━━━ SUPPLIED RECORDS ━━━
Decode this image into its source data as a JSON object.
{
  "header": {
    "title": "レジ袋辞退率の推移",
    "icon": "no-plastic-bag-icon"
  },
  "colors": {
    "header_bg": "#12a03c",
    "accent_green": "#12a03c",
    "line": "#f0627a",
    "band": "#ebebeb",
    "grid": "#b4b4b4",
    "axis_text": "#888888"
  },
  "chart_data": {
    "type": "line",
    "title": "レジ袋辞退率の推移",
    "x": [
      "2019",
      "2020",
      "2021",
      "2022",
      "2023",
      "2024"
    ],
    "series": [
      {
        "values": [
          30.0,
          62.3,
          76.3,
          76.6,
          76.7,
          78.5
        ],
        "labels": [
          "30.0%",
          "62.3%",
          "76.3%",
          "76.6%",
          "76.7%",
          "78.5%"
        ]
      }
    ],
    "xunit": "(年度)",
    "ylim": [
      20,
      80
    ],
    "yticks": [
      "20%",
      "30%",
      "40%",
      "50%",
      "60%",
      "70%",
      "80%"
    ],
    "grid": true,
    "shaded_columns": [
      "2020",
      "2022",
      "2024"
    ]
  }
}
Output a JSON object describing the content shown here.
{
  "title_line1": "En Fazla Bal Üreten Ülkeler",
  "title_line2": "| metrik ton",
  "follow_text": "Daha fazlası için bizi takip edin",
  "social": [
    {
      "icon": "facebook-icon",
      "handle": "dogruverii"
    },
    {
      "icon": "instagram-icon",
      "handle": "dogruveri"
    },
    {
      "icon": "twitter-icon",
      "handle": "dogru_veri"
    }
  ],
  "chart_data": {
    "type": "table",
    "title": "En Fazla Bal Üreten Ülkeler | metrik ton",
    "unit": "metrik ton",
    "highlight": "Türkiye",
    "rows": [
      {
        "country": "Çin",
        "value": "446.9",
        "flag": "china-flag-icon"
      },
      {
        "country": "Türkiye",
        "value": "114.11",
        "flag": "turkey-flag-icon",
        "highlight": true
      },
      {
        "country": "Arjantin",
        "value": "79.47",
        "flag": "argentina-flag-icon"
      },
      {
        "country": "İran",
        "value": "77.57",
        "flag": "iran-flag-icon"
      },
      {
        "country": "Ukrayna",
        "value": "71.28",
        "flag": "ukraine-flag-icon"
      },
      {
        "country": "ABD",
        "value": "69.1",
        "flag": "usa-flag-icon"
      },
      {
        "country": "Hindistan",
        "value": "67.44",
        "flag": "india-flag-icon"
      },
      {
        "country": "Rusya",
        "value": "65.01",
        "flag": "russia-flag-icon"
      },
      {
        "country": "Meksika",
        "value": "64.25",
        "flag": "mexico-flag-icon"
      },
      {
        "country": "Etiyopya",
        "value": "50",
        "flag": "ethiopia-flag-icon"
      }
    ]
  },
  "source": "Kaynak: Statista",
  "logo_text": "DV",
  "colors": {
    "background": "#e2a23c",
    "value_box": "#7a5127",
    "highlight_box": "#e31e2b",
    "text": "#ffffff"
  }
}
━━━
Please reproduce every line of the material word for word.

Decode this image into its source data as a JSON object.
{
  "header": {
    "title": "レジ袋辞退率の推移",
    "icon": "no-plastic-bag-icon"
  },
  "colors": {
    "header_bg": "#12a03c",
    "accent_green": "#12a03c",
    "line": "#f0627a",
    "band": "#ebebeb",
    "grid": "#b4b4b4",
    "axis_text": "#888888"
  },
  "chart_data": {
    "type": "line",
    "title": "レジ袋辞退率の推移",
    "x": [
      "2019",
      "2020",
      "2021",
      "2022",
      "2023",
      "2024"
    ],
    "series": [
      {
        "values": [
          30.0,
          62.3,
          76.3,
          76.6,
          76.7,
          78.5
        ],
        "labels": [
          "30.0%",
          "62.3%",
          "76.3%",
          "76.6%",
          "76.7%",
          "78.5%"
        ]
      }
    ],
    "xunit": "(年度)",
    "ylim": [
      20,
      80
    ],
    "yticks": [
      "20%",
      "30%",
      "40%",
      "50%",
      "60%",
      "70%",
      "80%"
    ],
    "grid": true,
    "shaded_columns": [
      "2020",
      "2022",
      "2024"
    ]
  }
}
Output a JSON object describing the content shown here.
{
  "title_line1": "En Fazla Bal Üreten Ülkeler",
  "title_line2": "| metrik ton",
  "follow_text": "Daha fazlası için bizi takip edin",
  "social": [
    {
      "icon": "facebook-icon",
      "handle": "dogruverii"
    },
    {
      "icon": "instagram-icon",
      "handle": "dogruveri"
    },
    {
      "icon": "twitter-icon",
      "handle": "dogru_veri"
    }
  ],
  "chart_data": {
    "type": "table",
    "title": "En Fazla Bal Üreten Ülkeler | metrik ton",
    "unit": "metrik ton",
    "highlight": "Türkiye",
    "rows": [
      {
        "country": "Çin",
        "value": "446.9",
        "flag": "china-flag-icon"
      },
      {
        "country": "Türkiye",
        "value": "114.11",
        "flag": "turkey-flag-icon",
        "highlight": true
      },
      {
        "country": "Arjantin",
        "value": "79.47",
        "flag": "argentina-flag-icon"
      },
      {
        "country": "İran",
        "value": "77.57",
        "flag": "iran-flag-icon"
      },
      {
        "country": "Ukrayna",
        "value": "71.28",
        "flag": "ukraine-flag-icon"
      },
      {
        "country": "ABD",
        "value": "69.1",
        "flag": "usa-flag-icon"
      },
      {
        "country": "Hindistan",
        "value": "67.44",
        "flag": "india-flag-icon"
      },
      {
        "country": "Rusya",
        "value": "65.01",
        "flag": "russia-flag-icon"
      },
      {
        "country": "Meksika",
        "value": "64.25",
        "flag": "mexico-flag-icon"
      },
      {
        "country": "Etiyopya",
        "value": "50",
        "flag": "ethiopia-flag-icon"
      }
    ]
  },
  "source": "Kaynak: Statista",
  "logo_text": "DV",
  "colors": {
    "background": "#e2a23c",
    "value_box": "#7a5127",
    "highlight_box": "#e31e2b",
    "text": "#ffffff"
  }
}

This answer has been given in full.